**PARTS OF THE EXERCISE:**
(a) In the memoir of the 162nd Street neighborhood below, why did the municipal courthouse become the center of the children's ball-game activity?
(b) From the memoir of the 162nd Street neighborhood, extract the passage from "In the middle" up to and including "stick ball bats.".

**EXTRACT PROVIDED:**

=-=-=-=-=


    This wide expanse although heavily used by autos and trucks was the site of continuous curb ball games. Along Brook Avenue, the sidewalk beside the courthouse was a constant beehive of stickball and slug ball games. The street was a city boy's heaven for playing space. There was not a blade of grass in the area but plenty of space for playing ball. Much of it was shared with traffic but until the end of WW II, traffic was never very heavy. It may seem unbelievable now but then, if a car started to park on our "field", we would ask him the driver to park in another space that would always be close by. The municipal courthouse formed the center of activity because it had wide areas of blank walls on its rear side along Brook Avenue. These walls served continually as courts for handball, slugball, and against-the-wall stickball and as a backstop for fast-pitch stickball. The sidewalk beside the courthouse along Brook Avenue also served as a punch- ball field and as a stickball field with the outfield extending into the busy 161st Street. Coexisting with this ballgame activity, the court house wall served as back stop for Johnny-on-the-pony and as home base for ring-a-levio games. It was a busy place, a cauldron of kids boiling up in every possible space in one city block.

     The fast-pitch stickball games were a real trial to Mr. Barness, the super of the corner apartment house overlooking all this activity. The batter stood against the court wall and faced the house across the street. A good hit often resulted in a broken window in the house that Mr. Barness then had to repair. We considered him to be a real crank but now I appreciate his viewpoint. He died not long afterward and, according to gossip, left instructions that he was to be cremated and his ashes strewn in the harbor from the Staten Island ferry. The neighborhood was shocked by this news. Cremation was at that time prohibited to Catholics. When we kids realized that Mr.Barness was a Protestant, we felt it explained his prior crankiness.

    In the middle of the courthouse sidewalk activity was the garage entrance for the motorcycle cops at the rear of the courthouse. These cops were the center of every kid's admiration in their trooper uniforms with leggings, mounted on motorcycles. The regular police car cops were very unpopular since they regularly confiscated our broom stick ball bats.

    Just after the war, many of the younger vets spent their "52-20" time here and gave us young guys stiff competition in the various games. Aside from the constant ball games, the corner was also the home of Rothaus Pharmacy and, around the corner, Grasso's Restaurant, two places, which made up the social center of the neighborhood.

    Two "sitting" parks contributed to the wide-open appearance. A pretty tree shaded park occupied the space bordered by Elton, Washington, 161st and 162nd Streets, covering the train tracks which ran below. Another smaller rather barren park sat in the triangle formed by Washington and Brook Avenues and 163rd Street. This confluence of streets was the sunny expanse I remember so well from my first day on 162nd Street.

    Third Avenue, at the head of the street had the El train with a station at 161st Street. There was a fascinating building beside the station, which housed some very large machines. These whirred constantly and mysteriously providing, in some magic way, electric power for the El trains. News stands cuddled under the station stairs on each side. Like all El stations, for a block on either side, the avenue was lined with stores. There was the ever present United Cigar store, butcher, baker, two ice cream parlors, a large fruit and vegetable market, several small candy stores, house wares store, hardware store, a delicatessen, a fish market, a large linoleum store, dry goods store, several bars, a bank and other stores I don't recall.

    The massive old gray courthouse, gutted but still standing today, is on the triangle space bordered by Third Avenue, Brook Avenue, and 161st Street. This building, formerly the Bronx County courthouse still had criminal trials at the time. I wrote about this courthouse in another memoir. Rothaus, Grasso's, and all the apartment houses, like the horse barns and the trolley cars are gone, as much history as the long vanished brook. Most of the buildings on 162nd street were consumed in the fires in the 1960s and only the street names and the shell of the courthouse remain.

=-=-=-=-=

**GIVEN RECORDS:**
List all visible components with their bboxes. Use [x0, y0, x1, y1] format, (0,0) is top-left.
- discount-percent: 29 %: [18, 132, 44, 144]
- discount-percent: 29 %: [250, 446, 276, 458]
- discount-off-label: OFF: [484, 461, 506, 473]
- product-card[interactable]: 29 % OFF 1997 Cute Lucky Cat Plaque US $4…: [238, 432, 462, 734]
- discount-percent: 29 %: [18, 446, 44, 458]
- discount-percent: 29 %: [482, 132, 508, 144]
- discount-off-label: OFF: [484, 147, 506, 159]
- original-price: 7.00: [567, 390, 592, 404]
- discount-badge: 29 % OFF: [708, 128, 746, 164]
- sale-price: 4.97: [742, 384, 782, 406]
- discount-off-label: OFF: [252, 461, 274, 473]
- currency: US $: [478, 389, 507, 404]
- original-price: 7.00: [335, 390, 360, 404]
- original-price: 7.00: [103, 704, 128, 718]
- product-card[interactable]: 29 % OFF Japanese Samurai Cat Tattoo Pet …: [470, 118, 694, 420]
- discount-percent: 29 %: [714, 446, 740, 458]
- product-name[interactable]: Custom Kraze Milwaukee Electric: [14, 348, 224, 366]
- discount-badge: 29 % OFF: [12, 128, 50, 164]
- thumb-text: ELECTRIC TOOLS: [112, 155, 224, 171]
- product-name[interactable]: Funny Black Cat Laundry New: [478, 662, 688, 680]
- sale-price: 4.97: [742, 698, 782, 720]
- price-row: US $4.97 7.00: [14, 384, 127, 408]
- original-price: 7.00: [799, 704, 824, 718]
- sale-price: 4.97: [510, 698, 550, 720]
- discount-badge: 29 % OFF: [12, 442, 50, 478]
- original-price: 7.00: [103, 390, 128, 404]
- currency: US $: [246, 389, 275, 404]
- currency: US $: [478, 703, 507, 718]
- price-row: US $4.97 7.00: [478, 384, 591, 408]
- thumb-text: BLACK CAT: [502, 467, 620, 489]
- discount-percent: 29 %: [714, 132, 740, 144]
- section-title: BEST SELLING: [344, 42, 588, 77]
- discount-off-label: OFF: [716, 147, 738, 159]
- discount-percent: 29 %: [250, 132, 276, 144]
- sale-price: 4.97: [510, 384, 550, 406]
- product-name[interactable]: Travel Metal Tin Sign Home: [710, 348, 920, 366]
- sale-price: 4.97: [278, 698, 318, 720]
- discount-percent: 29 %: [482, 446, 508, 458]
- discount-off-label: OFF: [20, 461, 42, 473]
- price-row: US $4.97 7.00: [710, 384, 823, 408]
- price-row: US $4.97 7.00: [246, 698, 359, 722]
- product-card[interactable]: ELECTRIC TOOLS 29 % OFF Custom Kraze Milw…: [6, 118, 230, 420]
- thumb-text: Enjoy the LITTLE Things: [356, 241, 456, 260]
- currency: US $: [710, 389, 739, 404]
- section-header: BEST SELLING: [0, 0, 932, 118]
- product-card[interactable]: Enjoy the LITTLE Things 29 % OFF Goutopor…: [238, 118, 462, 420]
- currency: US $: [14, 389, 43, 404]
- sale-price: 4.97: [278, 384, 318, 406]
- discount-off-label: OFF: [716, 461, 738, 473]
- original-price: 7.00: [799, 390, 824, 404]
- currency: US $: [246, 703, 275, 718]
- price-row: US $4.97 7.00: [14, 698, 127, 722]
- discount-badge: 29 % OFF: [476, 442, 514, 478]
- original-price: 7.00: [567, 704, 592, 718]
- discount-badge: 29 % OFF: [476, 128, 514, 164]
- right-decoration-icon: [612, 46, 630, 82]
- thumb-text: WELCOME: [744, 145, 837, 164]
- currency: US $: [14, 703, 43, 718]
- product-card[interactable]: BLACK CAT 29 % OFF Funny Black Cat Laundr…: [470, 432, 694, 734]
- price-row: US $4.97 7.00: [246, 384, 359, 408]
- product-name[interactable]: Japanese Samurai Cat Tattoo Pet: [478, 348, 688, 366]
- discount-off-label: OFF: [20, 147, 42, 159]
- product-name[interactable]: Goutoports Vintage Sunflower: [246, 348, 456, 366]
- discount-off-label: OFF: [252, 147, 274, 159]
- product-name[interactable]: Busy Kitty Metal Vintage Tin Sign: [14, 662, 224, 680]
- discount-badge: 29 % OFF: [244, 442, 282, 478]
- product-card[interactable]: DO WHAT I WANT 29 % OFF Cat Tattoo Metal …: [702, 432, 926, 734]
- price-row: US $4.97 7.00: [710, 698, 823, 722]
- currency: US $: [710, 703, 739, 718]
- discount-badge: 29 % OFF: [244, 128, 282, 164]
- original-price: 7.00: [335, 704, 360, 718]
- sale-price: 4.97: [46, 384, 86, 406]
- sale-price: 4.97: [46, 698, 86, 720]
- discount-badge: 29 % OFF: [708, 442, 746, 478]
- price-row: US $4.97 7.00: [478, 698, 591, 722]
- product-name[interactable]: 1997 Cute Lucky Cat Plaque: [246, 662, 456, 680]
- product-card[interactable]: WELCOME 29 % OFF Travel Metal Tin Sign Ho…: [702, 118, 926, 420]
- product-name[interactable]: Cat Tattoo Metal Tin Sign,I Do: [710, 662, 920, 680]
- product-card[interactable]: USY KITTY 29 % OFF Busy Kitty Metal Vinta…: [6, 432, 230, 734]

=-=-=-=-=

**EXERCISE RESULTS:**
(a) The courthouse had wide areas of blank walls on its rear side along Brook Avenue. These walls served as courts for handball, slugball, and against-the-wall stickball, and as a backstop for fast-pitch stickball.

(b)
In the middle of the courthouse sidewalk activity was the garage entrance for the motorcycle cops at the rear of the courthouse. These cops were the center of every kid's admiration in their trooper uniforms with leggings, mounted on motorcycles. The regular police car cops were very unpopular since they regularly confiscated our broom stick ball bats.